### The request
Transcribe the records that follow. Keep every word exactly, and drop the pictures.
— Start of Material —
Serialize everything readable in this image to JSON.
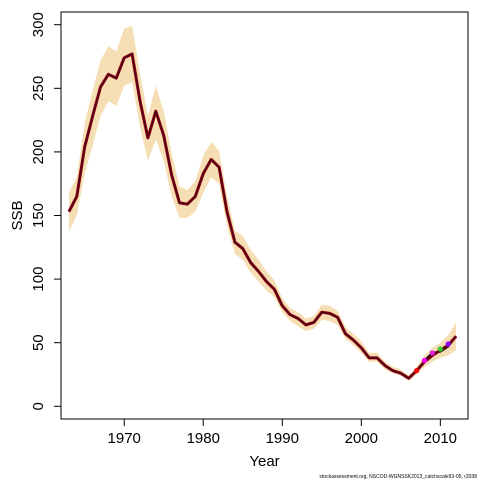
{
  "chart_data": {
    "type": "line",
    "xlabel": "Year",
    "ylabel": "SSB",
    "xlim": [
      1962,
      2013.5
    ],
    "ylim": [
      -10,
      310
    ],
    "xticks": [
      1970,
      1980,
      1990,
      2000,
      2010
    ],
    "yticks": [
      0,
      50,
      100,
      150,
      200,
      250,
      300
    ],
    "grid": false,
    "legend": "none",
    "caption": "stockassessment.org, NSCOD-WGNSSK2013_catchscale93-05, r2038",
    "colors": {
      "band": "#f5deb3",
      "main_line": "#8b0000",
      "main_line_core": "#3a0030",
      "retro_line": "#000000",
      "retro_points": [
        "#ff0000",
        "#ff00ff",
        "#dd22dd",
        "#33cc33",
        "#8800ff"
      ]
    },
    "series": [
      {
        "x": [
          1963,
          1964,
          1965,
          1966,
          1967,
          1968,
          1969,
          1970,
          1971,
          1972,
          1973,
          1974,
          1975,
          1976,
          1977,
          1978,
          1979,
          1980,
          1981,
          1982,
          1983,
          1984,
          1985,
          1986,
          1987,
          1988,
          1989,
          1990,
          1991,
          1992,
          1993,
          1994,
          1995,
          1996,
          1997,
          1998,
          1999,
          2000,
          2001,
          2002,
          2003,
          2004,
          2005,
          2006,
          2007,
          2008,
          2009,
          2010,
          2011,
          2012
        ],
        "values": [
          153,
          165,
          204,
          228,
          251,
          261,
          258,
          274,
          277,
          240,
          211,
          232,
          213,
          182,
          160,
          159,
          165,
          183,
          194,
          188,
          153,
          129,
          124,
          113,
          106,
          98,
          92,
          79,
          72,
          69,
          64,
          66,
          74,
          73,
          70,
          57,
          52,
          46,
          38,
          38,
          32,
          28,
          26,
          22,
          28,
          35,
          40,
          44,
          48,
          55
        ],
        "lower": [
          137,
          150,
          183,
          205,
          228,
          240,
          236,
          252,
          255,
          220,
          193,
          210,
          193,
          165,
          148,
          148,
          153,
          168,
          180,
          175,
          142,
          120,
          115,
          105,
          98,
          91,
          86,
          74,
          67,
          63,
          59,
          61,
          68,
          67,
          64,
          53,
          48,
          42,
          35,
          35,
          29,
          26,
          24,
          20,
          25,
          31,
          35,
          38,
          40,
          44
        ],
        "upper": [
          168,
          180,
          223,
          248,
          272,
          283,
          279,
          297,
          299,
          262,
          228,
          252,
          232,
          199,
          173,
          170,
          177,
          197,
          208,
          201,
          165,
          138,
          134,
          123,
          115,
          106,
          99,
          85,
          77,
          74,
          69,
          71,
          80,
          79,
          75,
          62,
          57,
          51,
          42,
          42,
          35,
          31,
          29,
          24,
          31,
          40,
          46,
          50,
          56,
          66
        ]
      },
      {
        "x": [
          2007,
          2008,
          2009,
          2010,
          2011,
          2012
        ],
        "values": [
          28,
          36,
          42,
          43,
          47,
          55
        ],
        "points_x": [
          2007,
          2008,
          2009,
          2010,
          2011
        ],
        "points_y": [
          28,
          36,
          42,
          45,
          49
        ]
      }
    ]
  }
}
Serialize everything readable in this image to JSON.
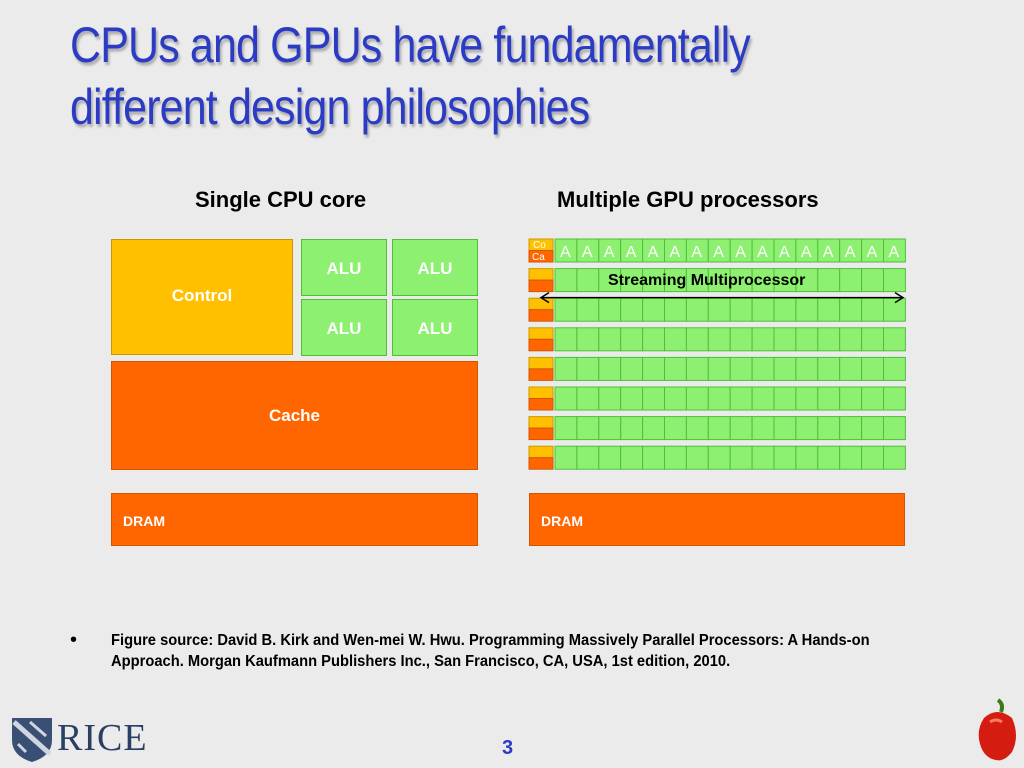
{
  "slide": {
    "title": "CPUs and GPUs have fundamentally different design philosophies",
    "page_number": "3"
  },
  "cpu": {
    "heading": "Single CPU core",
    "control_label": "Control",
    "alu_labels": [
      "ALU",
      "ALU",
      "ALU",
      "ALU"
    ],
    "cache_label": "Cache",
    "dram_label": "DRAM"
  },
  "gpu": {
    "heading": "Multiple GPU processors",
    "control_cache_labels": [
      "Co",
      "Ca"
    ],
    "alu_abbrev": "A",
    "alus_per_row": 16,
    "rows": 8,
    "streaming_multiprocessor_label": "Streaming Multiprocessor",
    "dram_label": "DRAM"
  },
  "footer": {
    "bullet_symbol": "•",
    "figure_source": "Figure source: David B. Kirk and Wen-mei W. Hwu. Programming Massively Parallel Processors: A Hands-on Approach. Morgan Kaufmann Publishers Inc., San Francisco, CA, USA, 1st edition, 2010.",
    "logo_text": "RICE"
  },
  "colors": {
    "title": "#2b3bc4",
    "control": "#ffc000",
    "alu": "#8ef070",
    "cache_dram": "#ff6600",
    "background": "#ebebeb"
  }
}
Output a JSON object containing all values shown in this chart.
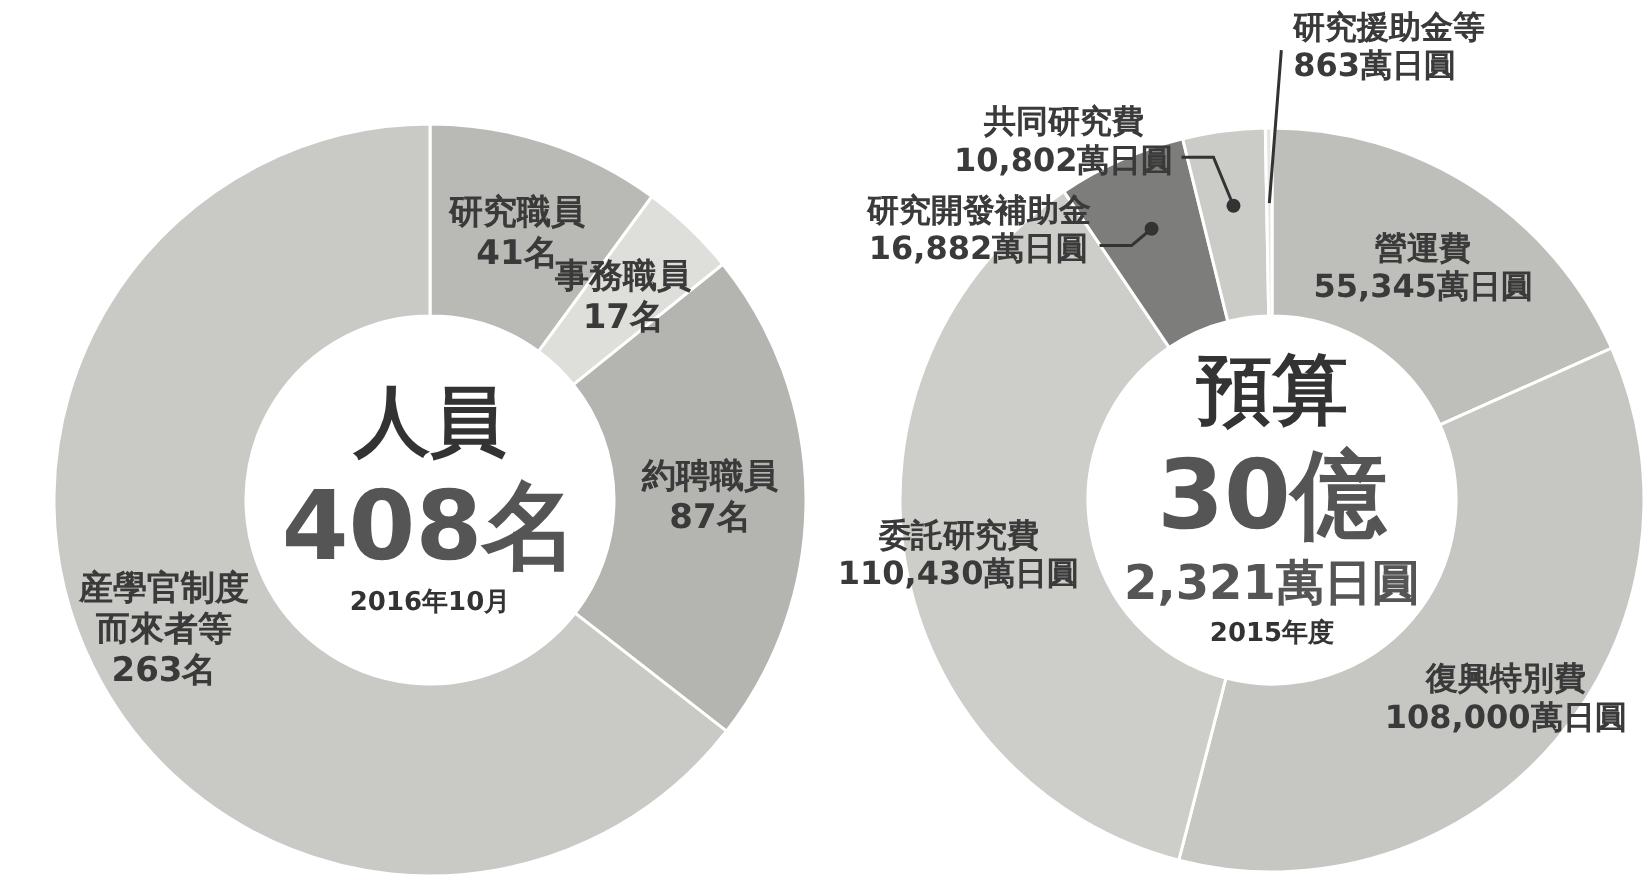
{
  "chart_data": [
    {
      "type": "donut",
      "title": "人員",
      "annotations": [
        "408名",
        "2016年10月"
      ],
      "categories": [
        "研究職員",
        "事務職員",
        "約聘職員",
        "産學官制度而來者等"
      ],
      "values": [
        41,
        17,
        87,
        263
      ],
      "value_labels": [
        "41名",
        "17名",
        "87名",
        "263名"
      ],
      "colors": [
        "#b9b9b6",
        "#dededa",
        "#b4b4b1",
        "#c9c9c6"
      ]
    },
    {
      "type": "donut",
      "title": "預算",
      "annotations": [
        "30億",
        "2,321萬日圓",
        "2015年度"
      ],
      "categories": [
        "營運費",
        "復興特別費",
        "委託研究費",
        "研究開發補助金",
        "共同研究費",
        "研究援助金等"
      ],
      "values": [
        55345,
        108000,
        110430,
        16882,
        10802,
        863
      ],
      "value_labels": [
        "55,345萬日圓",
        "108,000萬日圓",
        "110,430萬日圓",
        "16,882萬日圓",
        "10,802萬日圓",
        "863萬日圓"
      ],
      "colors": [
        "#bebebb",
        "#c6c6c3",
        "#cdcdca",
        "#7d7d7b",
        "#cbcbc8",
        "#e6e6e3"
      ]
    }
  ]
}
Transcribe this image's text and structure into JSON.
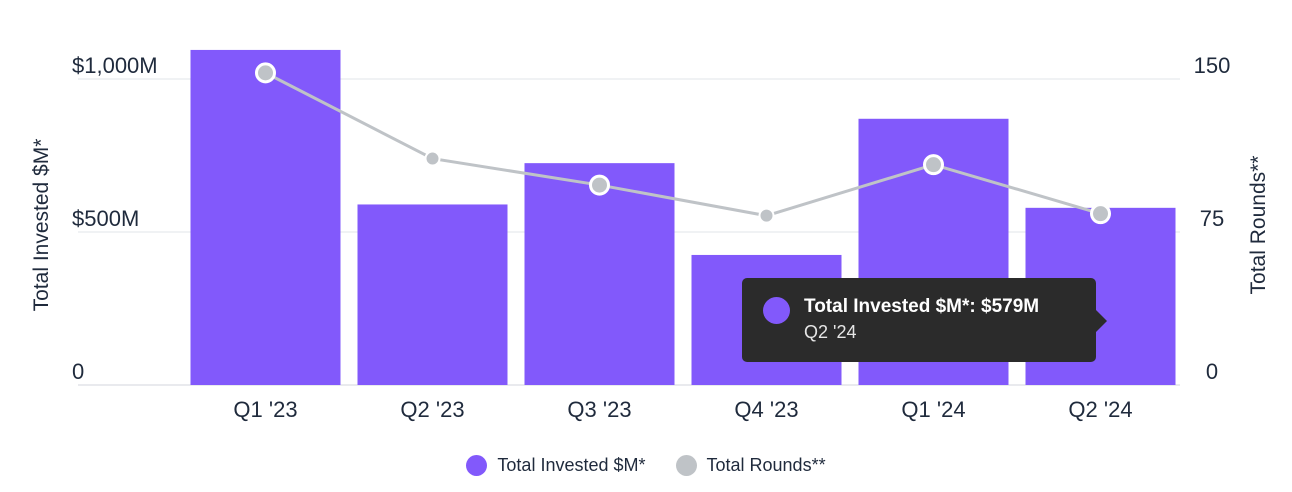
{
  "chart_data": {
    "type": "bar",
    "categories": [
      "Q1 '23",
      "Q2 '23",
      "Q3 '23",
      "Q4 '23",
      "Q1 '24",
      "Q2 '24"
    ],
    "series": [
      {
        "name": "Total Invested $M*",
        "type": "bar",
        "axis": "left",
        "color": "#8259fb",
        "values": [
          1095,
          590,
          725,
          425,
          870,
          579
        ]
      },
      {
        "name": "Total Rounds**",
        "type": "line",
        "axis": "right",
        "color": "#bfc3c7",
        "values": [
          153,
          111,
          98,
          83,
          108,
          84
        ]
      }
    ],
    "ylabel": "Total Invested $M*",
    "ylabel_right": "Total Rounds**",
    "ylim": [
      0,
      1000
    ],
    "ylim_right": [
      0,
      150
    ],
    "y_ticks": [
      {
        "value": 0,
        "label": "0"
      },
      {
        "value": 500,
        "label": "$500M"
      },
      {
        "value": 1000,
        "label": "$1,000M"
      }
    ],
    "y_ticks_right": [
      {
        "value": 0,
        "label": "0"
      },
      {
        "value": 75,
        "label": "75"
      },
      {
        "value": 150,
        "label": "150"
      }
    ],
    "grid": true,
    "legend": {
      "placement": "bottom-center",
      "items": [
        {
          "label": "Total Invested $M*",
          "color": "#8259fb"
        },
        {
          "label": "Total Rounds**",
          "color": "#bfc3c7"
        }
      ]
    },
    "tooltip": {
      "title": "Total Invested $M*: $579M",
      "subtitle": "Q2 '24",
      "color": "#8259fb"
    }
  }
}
— End of Material —
### Final result
Serialize everything readable in this image to JSON.
{
  "chart_data": {
    "type": "line",
    "xlabel": "Year",
    "ylabel": "SSB",
    "xlim": [
      1962,
      2013.5
    ],
    "ylim": [
      -10,
      310
    ],
    "xticks": [
      1970,
      1980,
      1990,
      2000,
      2010
    ],
    "yticks": [
      0,
      50,
      100,
      150,
      200,
      250,
      300
    ],
    "grid": false,
    "legend": "none",
    "caption": "stockassessment.org, NSCOD-WGNSSK2013_catchscale93-05, r2038",
    "colors": {
      "band": "#f5deb3",
      "main_line": "#8b0000",
      "main_line_core": "#3a0030",
      "retro_line": "#000000",
      "retro_points": [
        "#ff0000",
        "#ff00ff",
        "#dd22dd",
        "#33cc33",
        "#8800ff"
      ]
    },
    "series": [
      {
        "x": [
          1963,
          1964,
          1965,
          1966,
          1967,
          1968,
          1969,
          1970,
          1971,
          1972,
          1973,
          1974,
          1975,
          1976,
          1977,
          1978,
          1979,
          1980,
          1981,
          1982,
          1983,
          1984,
          1985,
          1986,
          1987,
          1988,
          1989,
          1990,
          1991,
          1992,
          1993,
          1994,
          1995,
          1996,
          1997,
          1998,
          1999,
          2000,
          2001,
          2002,
          2003,
          2004,
          2005,
          2006,
          2007,
          2008,
          2009,
          2010,
          2011,
          2012
        ],
        "values": [
          153,
          165,
          204,
          228,
          251,
          261,
          258,
          274,
          277,
          240,
          211,
          232,
          213,
          182,
          160,
          159,
          165,
          183,
          194,
          188,
          153,
          129,
          124,
          113,
          106,
          98,
          92,
          79,
          72,
          69,
          64,
          66,
          74,
          73,
          70,
          57,
          52,
          46,
          38,
          38,
          32,
          28,
          26,
          22,
          28,
          35,
          40,
          44,
          48,
          55
        ],
        "lower": [
          137,
          150,
          183,
          205,
          228,
          240,
          236,
          252,
          255,
          220,
          193,
          210,
          193,
          165,
          148,
          148,
          153,
          168,
          180,
          175,
          142,
          120,
          115,
          105,
          98,
          91,
          86,
          74,
          67,
          63,
          59,
          61,
          68,
          67,
          64,
          53,
          48,
          42,
          35,
          35,
          29,
          26,
          24,
          20,
          25,
          31,
          35,
          38,
          40,
          44
        ],
        "upper": [
          168,
          180,
          223,
          248,
          272,
          283,
          279,
          297,
          299,
          262,
          228,
          252,
          232,
          199,
          173,
          170,
          177,
          197,
          208,
          201,
          165,
          138,
          134,
          123,
          115,
          106,
          99,
          85,
          77,
          74,
          69,
          71,
          80,
          79,
          75,
          62,
          57,
          51,
          42,
          42,
          35,
          31,
          29,
          24,
          31,
          40,
          46,
          50,
          56,
          66
        ]
      },
      {
        "x": [
          2007,
          2008,
          2009,
          2010,
          2011,
          2012
        ],
        "values": [
          28,
          36,
          42,
          43,
          47,
          55
        ],
        "points_x": [
          2007,
          2008,
          2009,
          2010,
          2011
        ],
        "points_y": [
          28,
          36,
          42,
          45,
          49
        ]
      }
    ]
  }
}
Serialize everything readable in this image to JSON.
{
  "slide": {
    "title": "CPUs and GPUs have fundamentally different design philosophies",
    "page_number": "3"
  },
  "cpu": {
    "heading": "Single CPU core",
    "control_label": "Control",
    "alu_labels": [
      "ALU",
      "ALU",
      "ALU",
      "ALU"
    ],
    "cache_label": "Cache",
    "dram_label": "DRAM"
  },
  "gpu": {
    "heading": "Multiple GPU processors",
    "control_cache_labels": [
      "Co",
      "Ca"
    ],
    "alu_abbrev": "A",
    "alus_per_row": 16,
    "rows": 8,
    "streaming_multiprocessor_label": "Streaming Multiprocessor",
    "dram_label": "DRAM"
  },
  "footer": {
    "bullet_symbol": "•",
    "figure_source": "Figure source: David B. Kirk and Wen-mei W. Hwu. Programming Massively Parallel Processors: A Hands-on Approach. Morgan Kaufmann Publishers Inc., San Francisco, CA, USA, 1st edition, 2010.",
    "logo_text": "RICE"
  },
  "colors": {
    "title": "#2b3bc4",
    "control": "#ffc000",
    "alu": "#8ef070",
    "cache_dram": "#ff6600",
    "background": "#ebebeb"
  }
}
Output a JSON object containing all values shown in this chart.
{
  "chart_data": [
    {
      "type": "donut",
      "title": "人員",
      "annotations": [
        "408名",
        "2016年10月"
      ],
      "categories": [
        "研究職員",
        "事務職員",
        "約聘職員",
        "産學官制度而來者等"
      ],
      "values": [
        41,
        17,
        87,
        263
      ],
      "value_labels": [
        "41名",
        "17名",
        "87名",
        "263名"
      ],
      "colors": [
        "#b9b9b6",
        "#dededa",
        "#b4b4b1",
        "#c9c9c6"
      ]
    },
    {
      "type": "donut",
      "title": "預算",
      "annotations": [
        "30億",
        "2,321萬日圓",
        "2015年度"
      ],
      "categories": [
        "營運費",
        "復興特別費",
        "委託研究費",
        "研究開發補助金",
        "共同研究費",
        "研究援助金等"
      ],
      "values": [
        55345,
        108000,
        110430,
        16882,
        10802,
        863
      ],
      "value_labels": [
        "55,345萬日圓",
        "108,000萬日圓",
        "110,430萬日圓",
        "16,882萬日圓",
        "10,802萬日圓",
        "863萬日圓"
      ],
      "colors": [
        "#bebebb",
        "#c6c6c3",
        "#cdcdca",
        "#7d7d7b",
        "#cbcbc8",
        "#e6e6e3"
      ]
    }
  ]
}
Transcribe this image's text and structure into JSON.
{
  "chart_data": {
    "type": "bar",
    "categories": [
      "Q1 '23",
      "Q2 '23",
      "Q3 '23",
      "Q4 '23",
      "Q1 '24",
      "Q2 '24"
    ],
    "series": [
      {
        "name": "Total Invested $M*",
        "type": "bar",
        "axis": "left",
        "color": "#8259fb",
        "values": [
          1095,
          590,
          725,
          425,
          870,
          579
        ]
      },
      {
        "name": "Total Rounds**",
        "type": "line",
        "axis": "right",
        "color": "#bfc3c7",
        "values": [
          153,
          111,
          98,
          83,
          108,
          84
        ]
      }
    ],
    "ylabel": "Total Invested $M*",
    "ylabel_right": "Total Rounds**",
    "ylim": [
      0,
      1000
    ],
    "ylim_right": [
      0,
      150
    ],
    "y_ticks": [
      {
        "value": 0,
        "label": "0"
      },
      {
        "value": 500,
        "label": "$500M"
      },
      {
        "value": 1000,
        "label": "$1,000M"
      }
    ],
    "y_ticks_right": [
      {
        "value": 0,
        "label": "0"
      },
      {
        "value": 75,
        "label": "75"
      },
      {
        "value": 150,
        "label": "150"
      }
    ],
    "grid": true,
    "legend": {
      "placement": "bottom-center",
      "items": [
        {
          "label": "Total Invested $M*",
          "color": "#8259fb"
        },
        {
          "label": "Total Rounds**",
          "color": "#bfc3c7"
        }
      ]
    },
    "tooltip": {
      "title": "Total Invested $M*: $579M",
      "subtitle": "Q2 '24",
      "color": "#8259fb"
    }
  }
}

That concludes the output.